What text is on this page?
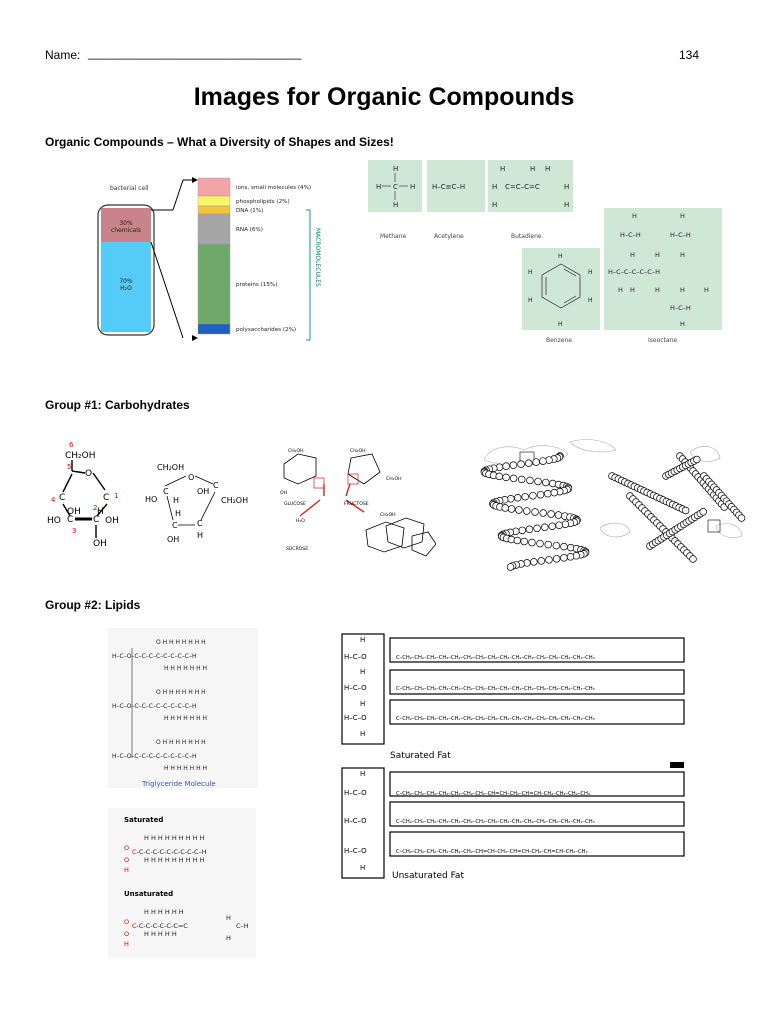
Name: ________________________________	134
Images for Organic Compounds
Organic Compounds – What a Diversity of Shapes and Sizes!
bacterial cell
30%
chemicals
70%
H₂O
ions, small molecules (4%)
phospholipids (2%)
DNA (1%)
RNA (6%)
proteins (15%)
polysaccharides (2%)
MACROMOLECULES
H
H C H
H
H–C≡C–H
H	H H
H C=C–C=C	H
H	H
Methane	Acetylene	Butadiene
H
H
H
H
H
H
Benzene
H	H
H–C–H	H–C–H
H	H	H
H–C–C–C–C–C–H
H H	H	H	H
H–C–H
H
Isooctane
Group #1: Carbohydrates
6
CH₂OH
5
O
4	1
C	C
OH H
HO	OH
C C
3
2
OH
CH₂OH
O
HO
C
H
OH
C
H
CH₂OH
C C
OH H
CH₂OH	CH₂OH
CH₂OH
OH
CH₂OH
H₂O
GLUCOSE	FRUCTOSE
SUCROSE
Group #2: Lipids
O H H H H H H H
H–C–O–C–C–C–C–C–C–C–C–H
H H H H H H H
O H H H H H H H
H–C–O–C–C–C–C–C–C–C–C–H
H H H H H H H
O H H H H H H H
H–C–O–C–C–C–C–C–C–C–C–H
H H H H H H H
Triglyceride Molecule
Saturated
Unsaturated
H H H H H H H H H
O C-C-C-C-C-C-C-C-C-C–H
O H H H H H H H H H
H
H H H H H H
O C-C-C-C-C-C-C=C
O H H H H H
H
H
C–H
H
Saturated Fat
Unsaturated Fat
C–CH₂–CH₂–CH₂–CH₂–CH₂–CH₂–CH₂–CH₂–CH₂–CH₂–CH₂–CH₂–CH₂–CH₂–CH₂–CH₃
C–CH₂–CH₂–CH₂–CH₂–CH₂–CH₂–CH₂–CH₂–CH₂–CH₂–CH₂–CH₂–CH₂–CH₂–CH₂–CH₃
C–CH₂–CH₂–CH₂–CH₂–CH₂–CH₂–CH₂–CH₂–CH₂–CH₂–CH₂–CH₂–CH₂–CH₂–CH₂–CH₃
C–CH₂–CH₂–CH₂–CH₂–CH₂–CH₂–CH₂–CH=CH–CH₂–CH=CH–CH₂–CH₂–CH₂–CH₃
C–CH₂–CH₂–CH₂–CH₂–CH₂–CH₂–CH₂–CH₂–CH₂–CH₂–CH₂–CH₂–CH₂–CH₂–CH₂–CH₃
C–CH₂–CH₂–CH₂–CH₂–CH₂–CH₂–CH=CH–CH₂–CH=CH–CH₂–CH=CH–CH₂–CH₃
H
H–C–O
H
H–C–O
H
H–C–O
H
H
H–C–O
H–C–O
H–C–O
H
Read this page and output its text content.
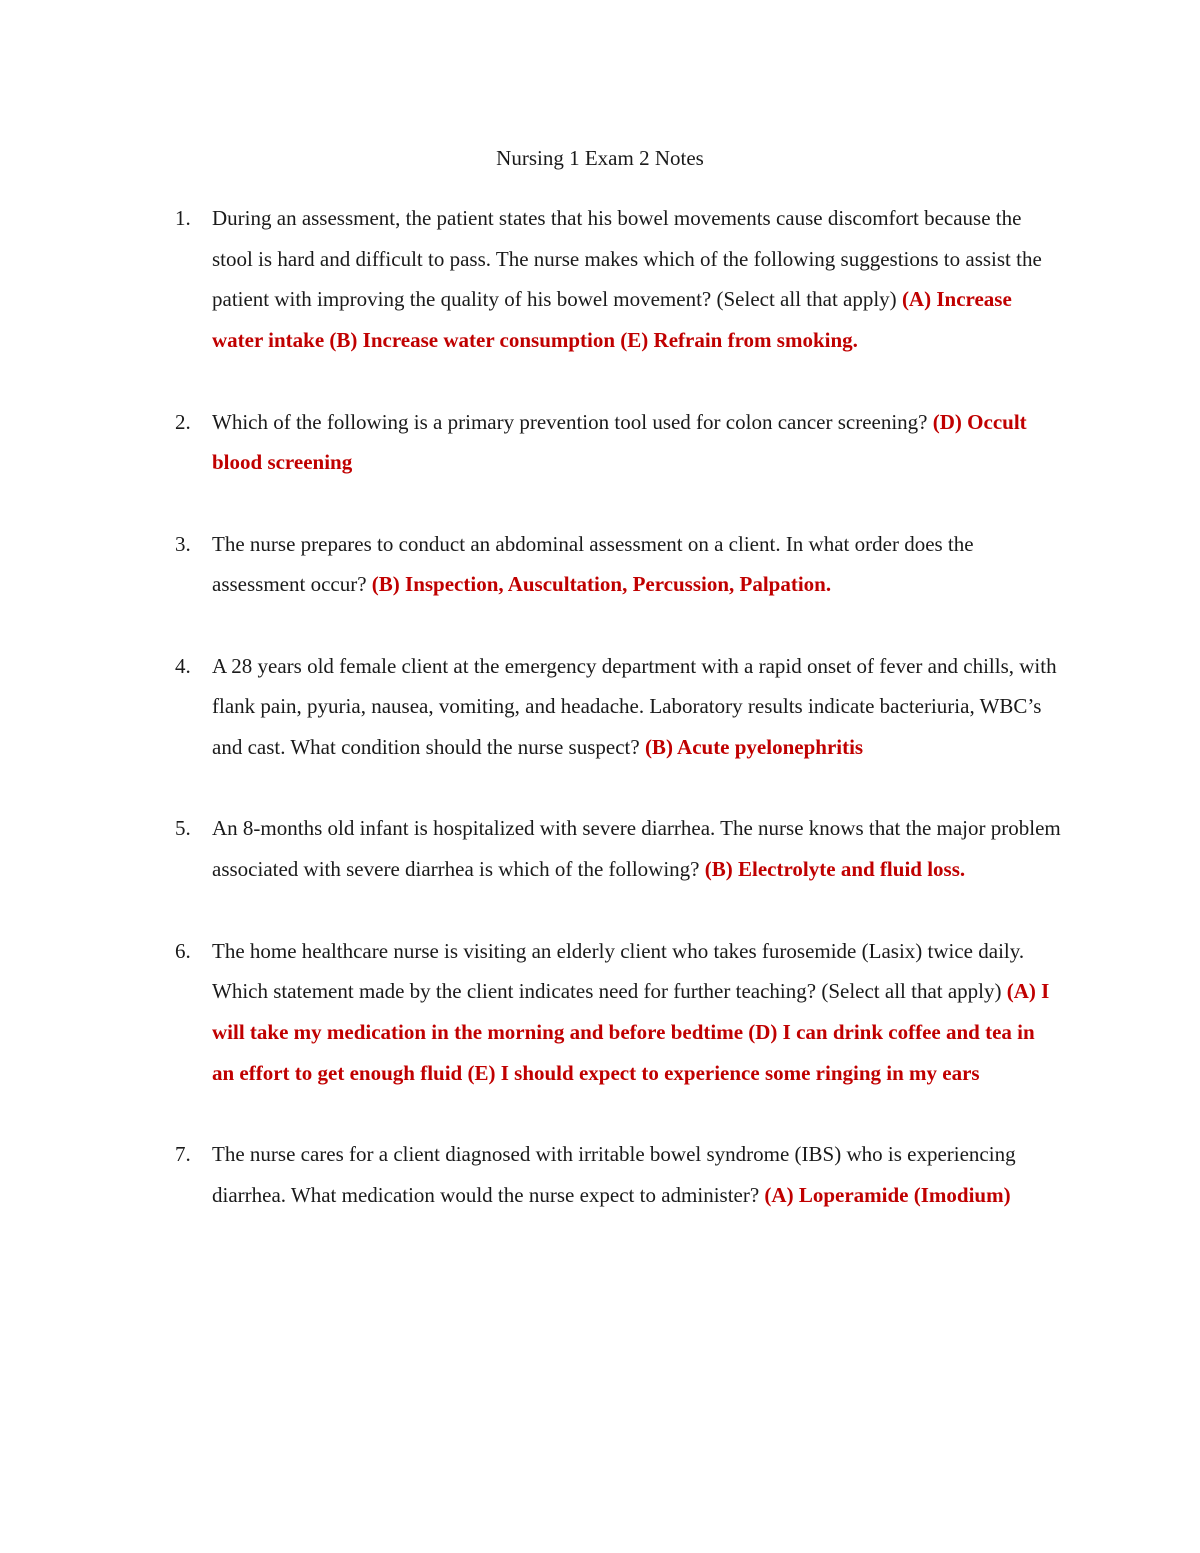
Nursing 1 Exam 2 Notes
1. During an assessment, the patient states that his bowel movements cause discomfort because the stool is hard and difficult to pass. The nurse makes which of the following suggestions to assist the patient with improving the quality of his bowel movement? (Select all that apply) (A) Increase water intake (B) Increase water consumption (E) Refrain from smoking.
2. Which of the following is a primary prevention tool used for colon cancer screening? (D) Occult blood screening
3. The nurse prepares to conduct an abdominal assessment on a client. In what order does the assessment occur? (B) Inspection, Auscultation, Percussion, Palpation.
4. A 28 years old female client at the emergency department with a rapid onset of fever and chills, with flank pain, pyuria, nausea, vomiting, and headache. Laboratory results indicate bacteriuria, WBC’s and cast. What condition should the nurse suspect? (B) Acute pyelonephritis
5. An 8-months old infant is hospitalized with severe diarrhea. The nurse knows that the major problem associated with severe diarrhea is which of the following? (B) Electrolyte and fluid loss.
6. The home healthcare nurse is visiting an elderly client who takes furosemide (Lasix) twice daily. Which statement made by the client indicates need for further teaching? (Select all that apply) (A) I will take my medication in the morning and before bedtime (D) I can drink coffee and tea in an effort to get enough fluid (E) I should expect to experience some ringing in my ears
7. The nurse cares for a client diagnosed with irritable bowel syndrome (IBS) who is experiencing diarrhea. What medication would the nurse expect to administer? (A) Loperamide (Imodium)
━━━
### Exercise instructions
Print the material above word for word, and keep the pictures out of it.

### Solution to this exercise
What text is on this page?
Name: ________________________________	134
Images for Organic Compounds
Organic Compounds – What a Diversity of Shapes and Sizes!
bacterial cell
30%
chemicals
70%
H₂O
ions, small molecules (4%)
phospholipids (2%)
DNA (1%)
RNA (6%)
proteins (15%)
polysaccharides (2%)
MACROMOLECULES
H
H C H
H
H–C≡C–H
H	H H
H C=C–C=C	H
H	H
Methane	Acetylene	Butadiene
H
H
H
H
H
H
Benzene
H	H
H–C–H	H–C–H
H	H	H
H–C–C–C–C–C–H
H H	H	H	H
H–C–H
H
Isooctane
Group #1: Carbohydrates
6
CH₂OH
5
O
4	1
C	C
OH H
HO	OH
C C
3
2
OH
CH₂OH
O
HO
C
H
OH
C
H
CH₂OH
C C
OH H
CH₂OH	CH₂OH
CH₂OH
OH
CH₂OH
H₂O
GLUCOSE	FRUCTOSE
SUCROSE
Group #2: Lipids
O H H H H H H H
H–C–O–C–C–C–C–C–C–C–C–H
H H H H H H H
O H H H H H H H
H–C–O–C–C–C–C–C–C–C–C–H
H H H H H H H
O H H H H H H H
H–C–O–C–C–C–C–C–C–C–C–H
H H H H H H H
Triglyceride Molecule
Saturated
Unsaturated
H H H H H H H H H
O C-C-C-C-C-C-C-C-C-C–H
O H H H H H H H H H
H
H H H H H H
O C-C-C-C-C-C-C=C
O H H H H H
H
H
C–H
H
Saturated Fat
Unsaturated Fat
C–CH₂–CH₂–CH₂–CH₂–CH₂–CH₂–CH₂–CH₂–CH₂–CH₂–CH₂–CH₂–CH₂–CH₂–CH₂–CH₃
C–CH₂–CH₂–CH₂–CH₂–CH₂–CH₂–CH₂–CH₂–CH₂–CH₂–CH₂–CH₂–CH₂–CH₂–CH₂–CH₃
C–CH₂–CH₂–CH₂–CH₂–CH₂–CH₂–CH₂–CH₂–CH₂–CH₂–CH₂–CH₂–CH₂–CH₂–CH₂–CH₃
C–CH₂–CH₂–CH₂–CH₂–CH₂–CH₂–CH₂–CH=CH–CH₂–CH=CH–CH₂–CH₂–CH₂–CH₃
C–CH₂–CH₂–CH₂–CH₂–CH₂–CH₂–CH₂–CH₂–CH₂–CH₂–CH₂–CH₂–CH₂–CH₂–CH₂–CH₃
C–CH₂–CH₂–CH₂–CH₂–CH₂–CH₂–CH=CH–CH₂–CH=CH–CH₂–CH=CH–CH₂–CH₃
H
H–C–O
H
H–C–O
H
H–C–O
H
H
H–C–O
H–C–O
H–C–O
H
Read this page and output its text content.
Nursing 1 Exam 2 Notes
1. During an assessment, the patient states that his bowel movements cause discomfort because the stool is hard and difficult to pass. The nurse makes which of the following suggestions to assist the patient with improving the quality of his bowel movement? (Select all that apply) (A) Increase water intake (B) Increase water consumption (E) Refrain from smoking.
2. Which of the following is a primary prevention tool used for colon cancer screening? (D) Occult blood screening
3. The nurse prepares to conduct an abdominal assessment on a client. In what order does the assessment occur? (B) Inspection, Auscultation, Percussion, Palpation.
4. A 28 years old female client at the emergency department with a rapid onset of fever and chills, with flank pain, pyuria, nausea, vomiting, and headache. Laboratory results indicate bacteriuria, WBC’s and cast. What condition should the nurse suspect? (B) Acute pyelonephritis
5. An 8-months old infant is hospitalized with severe diarrhea. The nurse knows that the major problem associated with severe diarrhea is which of the following? (B) Electrolyte and fluid loss.
6. The home healthcare nurse is visiting an elderly client who takes furosemide (Lasix) twice daily. Which statement made by the client indicates need for further teaching? (Select all that apply) (A) I will take my medication in the morning and before bedtime (D) I can drink coffee and tea in an effort to get enough fluid (E) I should expect to experience some ringing in my ears
7. The nurse cares for a client diagnosed with irritable bowel syndrome (IBS) who is experiencing diarrhea. What medication would the nurse expect to administer? (A) Loperamide (Imodium)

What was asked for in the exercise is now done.